Reading down the listing below, count the lines where the word "JSON" shows up, then give only that count.

--- START OF Supplied data ---

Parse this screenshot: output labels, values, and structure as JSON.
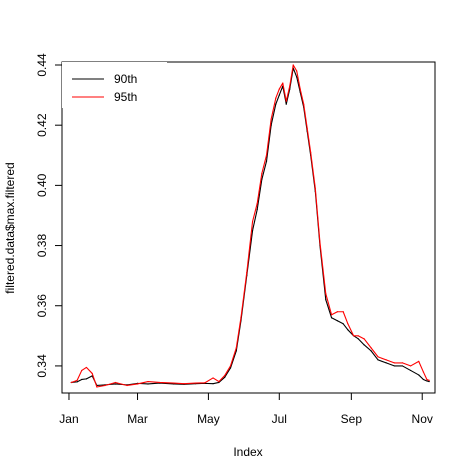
{
  "chart_data": {
    "type": "line",
    "xlabel": "Index",
    "ylabel": "filtered.data$max.filtered",
    "x_ticks": [
      "Jan",
      "Mar",
      "May",
      "Jul",
      "Sep",
      "Nov"
    ],
    "y_ticks": [
      "0.34",
      "0.36",
      "0.38",
      "0.40",
      "0.42",
      "0.44"
    ],
    "y_tick_values": [
      0.34,
      0.36,
      0.38,
      0.4,
      0.42,
      0.44
    ],
    "xlim": [
      "Dec 26",
      "Nov 12"
    ],
    "ylim": [
      0.331,
      0.441
    ],
    "grid": false,
    "legend_position": "top-left",
    "x": [
      "Jan 3",
      "Jan 8",
      "Jan 12",
      "Jan 16",
      "Jan 21",
      "Jan 25",
      "Feb 1",
      "Feb 10",
      "Feb 20",
      "Mar 1",
      "Mar 10",
      "Mar 20",
      "Apr 1",
      "Apr 10",
      "Apr 20",
      "Apr 28",
      "May 5",
      "May 10",
      "May 15",
      "May 20",
      "May 25",
      "May 29",
      "Jun 3",
      "Jun 8",
      "Jun 12",
      "Jun 16",
      "Jun 20",
      "Jun 24",
      "Jun 28",
      "Jul 1",
      "Jul 4",
      "Jul 7",
      "Jul 10",
      "Jul 13",
      "Jul 16",
      "Jul 19",
      "Jul 22",
      "Jul 25",
      "Jul 28",
      "Aug 1",
      "Aug 5",
      "Aug 10",
      "Aug 15",
      "Aug 20",
      "Aug 25",
      "Aug 29",
      "Sep 3",
      "Sep 7",
      "Sep 12",
      "Sep 18",
      "Sep 24",
      "Oct 1",
      "Oct 8",
      "Oct 15",
      "Oct 22",
      "Oct 29",
      "Nov 2",
      "Nov 5",
      "Nov 7"
    ],
    "series": [
      {
        "name": "90th",
        "color": "#000000",
        "values": [
          0.3345,
          0.3347,
          0.3355,
          0.3357,
          0.3367,
          0.3335,
          0.3337,
          0.334,
          0.3337,
          0.3342,
          0.334,
          0.3343,
          0.334,
          0.3339,
          0.3341,
          0.3342,
          0.3341,
          0.3345,
          0.3362,
          0.3393,
          0.345,
          0.355,
          0.37,
          0.385,
          0.392,
          0.402,
          0.408,
          0.42,
          0.427,
          0.43,
          0.433,
          0.427,
          0.432,
          0.439,
          0.436,
          0.431,
          0.426,
          0.418,
          0.41,
          0.398,
          0.38,
          0.362,
          0.356,
          0.355,
          0.354,
          0.352,
          0.35,
          0.349,
          0.347,
          0.345,
          0.342,
          0.341,
          0.34,
          0.34,
          0.3385,
          0.337,
          0.3355,
          0.335,
          0.3348
        ]
      },
      {
        "name": "95th",
        "color": "#ff0000",
        "values": [
          0.3345,
          0.3352,
          0.3385,
          0.3395,
          0.3375,
          0.333,
          0.3335,
          0.3345,
          0.3335,
          0.334,
          0.3348,
          0.3345,
          0.3343,
          0.3341,
          0.3343,
          0.3344,
          0.336,
          0.3348,
          0.3368,
          0.34,
          0.346,
          0.356,
          0.371,
          0.388,
          0.394,
          0.404,
          0.41,
          0.422,
          0.429,
          0.432,
          0.434,
          0.428,
          0.433,
          0.44,
          0.438,
          0.432,
          0.427,
          0.419,
          0.411,
          0.399,
          0.381,
          0.364,
          0.357,
          0.358,
          0.358,
          0.354,
          0.35,
          0.35,
          0.349,
          0.346,
          0.343,
          0.342,
          0.341,
          0.341,
          0.34,
          0.3415,
          0.338,
          0.3355,
          0.3352
        ]
      }
    ]
  }
}
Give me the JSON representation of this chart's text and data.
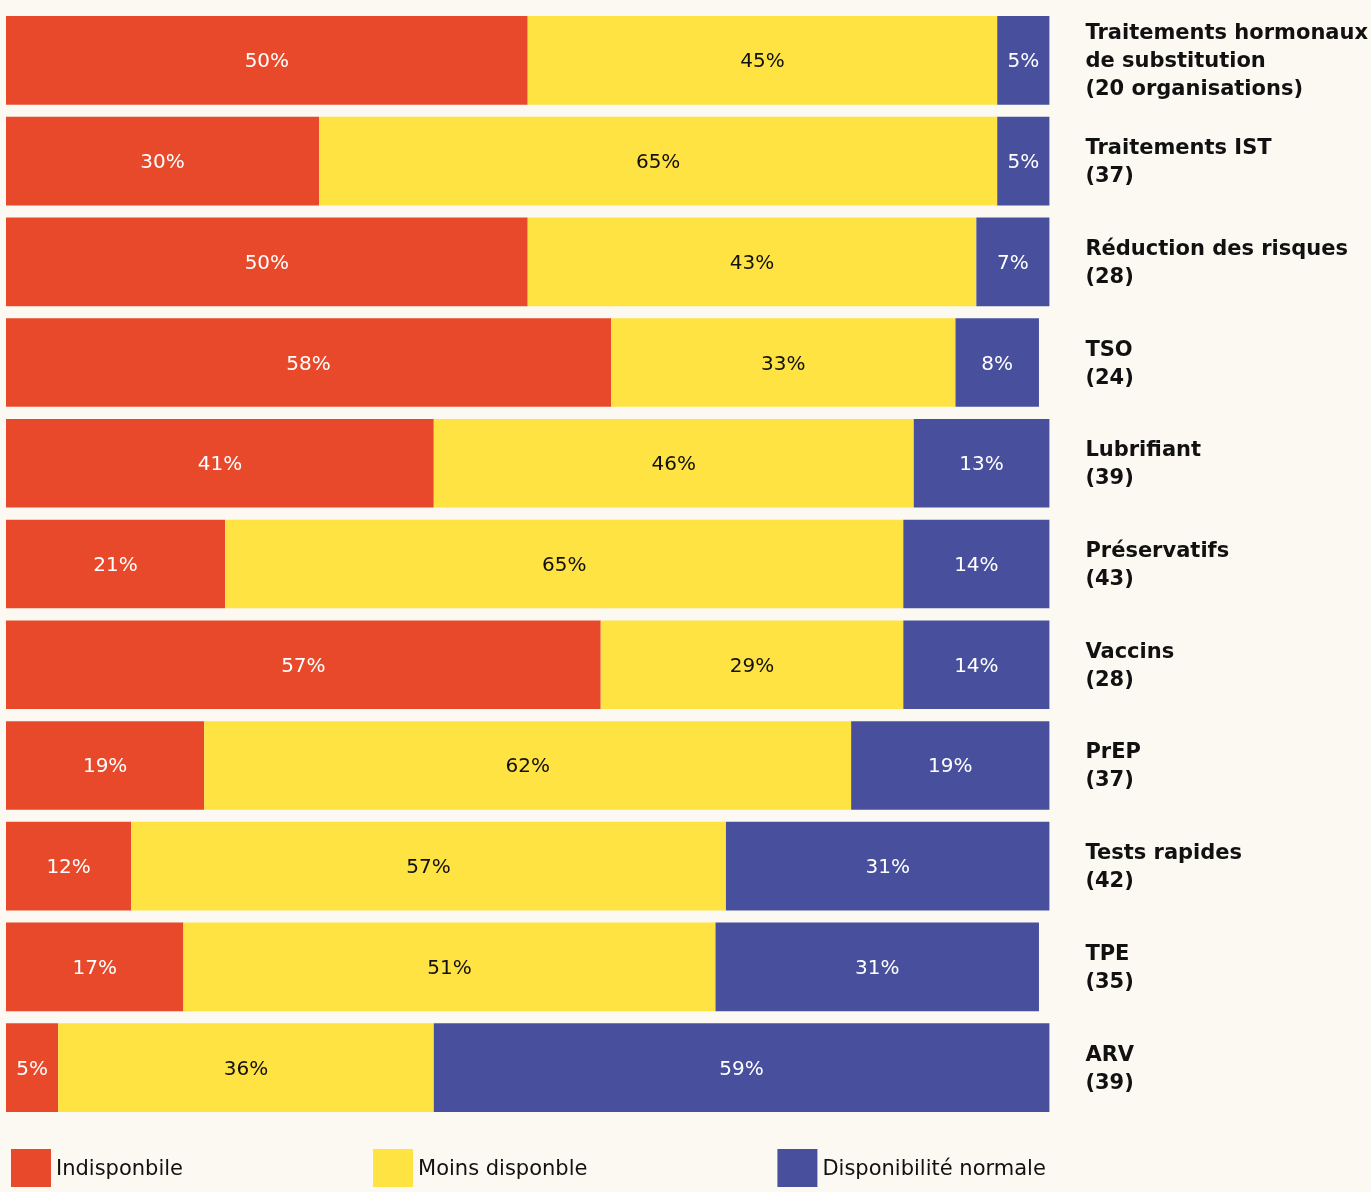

--- END OF Supplied data ---

▶ _Task response_: 2